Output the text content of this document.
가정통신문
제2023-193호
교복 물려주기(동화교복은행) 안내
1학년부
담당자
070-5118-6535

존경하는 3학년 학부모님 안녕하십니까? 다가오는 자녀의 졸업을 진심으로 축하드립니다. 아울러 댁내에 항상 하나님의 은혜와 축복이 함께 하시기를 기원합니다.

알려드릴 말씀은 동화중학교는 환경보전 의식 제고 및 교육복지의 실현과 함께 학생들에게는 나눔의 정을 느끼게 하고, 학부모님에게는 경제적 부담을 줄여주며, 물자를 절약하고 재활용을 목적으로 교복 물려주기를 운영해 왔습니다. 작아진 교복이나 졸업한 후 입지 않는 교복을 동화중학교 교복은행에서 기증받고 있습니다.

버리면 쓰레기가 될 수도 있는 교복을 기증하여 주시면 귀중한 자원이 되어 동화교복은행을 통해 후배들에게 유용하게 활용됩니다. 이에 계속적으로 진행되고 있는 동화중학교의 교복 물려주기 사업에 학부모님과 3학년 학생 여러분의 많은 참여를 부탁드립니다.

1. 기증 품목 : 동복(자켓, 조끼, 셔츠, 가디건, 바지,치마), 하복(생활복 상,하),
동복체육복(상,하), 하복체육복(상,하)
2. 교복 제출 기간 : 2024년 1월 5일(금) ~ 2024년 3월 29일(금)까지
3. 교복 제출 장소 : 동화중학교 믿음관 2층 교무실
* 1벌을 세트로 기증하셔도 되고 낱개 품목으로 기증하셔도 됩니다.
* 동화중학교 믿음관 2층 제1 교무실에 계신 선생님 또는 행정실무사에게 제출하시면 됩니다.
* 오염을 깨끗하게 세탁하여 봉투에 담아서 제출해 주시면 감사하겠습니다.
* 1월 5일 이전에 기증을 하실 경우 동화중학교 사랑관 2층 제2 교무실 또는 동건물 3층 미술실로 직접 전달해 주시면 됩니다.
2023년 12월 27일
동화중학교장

********

* _Exercise_: Make an exact copy of the data above.

* _Finished task_:
Output the text content of this document.
가정통신문
제2023-193호
교복 물려주기(동화교복은행) 안내
1학년부
담당자
070-5118-6535

존경하는 3학년 학부모님 안녕하십니까? 다가오는 자녀의 졸업을 진심으로 축하드립니다. 아울러 댁내에 항상 하나님의 은혜와 축복이 함께 하시기를 기원합니다.

알려드릴 말씀은 동화중학교는 환경보전 의식 제고 및 교육복지의 실현과 함께 학생들에게는 나눔의 정을 느끼게 하고, 학부모님에게는 경제적 부담을 줄여주며, 물자를 절약하고 재활용을 목적으로 교복 물려주기를 운영해 왔습니다. 작아진 교복이나 졸업한 후 입지 않는 교복을 동화중학교 교복은행에서 기증받고 있습니다.

버리면 쓰레기가 될 수도 있는 교복을 기증하여 주시면 귀중한 자원이 되어 동화교복은행을 통해 후배들에게 유용하게 활용됩니다. 이에 계속적으로 진행되고 있는 동화중학교의 교복 물려주기 사업에 학부모님과 3학년 학생 여러분의 많은 참여를 부탁드립니다.

1. 기증 품목 : 동복(자켓, 조끼, 셔츠, 가디건, 바지,치마), 하복(생활복 상,하),
동복체육복(상,하), 하복체육복(상,하)
2. 교복 제출 기간 : 2024년 1월 5일(금) ~ 2024년 3월 29일(금)까지
3. 교복 제출 장소 : 동화중학교 믿음관 2층 교무실
* 1벌을 세트로 기증하셔도 되고 낱개 품목으로 기증하셔도 됩니다.
* 동화중학교 믿음관 2층 제1 교무실에 계신 선생님 또는 행정실무사에게 제출하시면 됩니다.
* 오염을 깨끗하게 세탁하여 봉투에 담아서 제출해 주시면 감사하겠습니다.
* 1월 5일 이전에 기증을 하실 경우 동화중학교 사랑관 2층 제2 교무실 또는 동건물 3층 미술실로 직접 전달해 주시면 됩니다.
2023년 12월 27일
동화중학교장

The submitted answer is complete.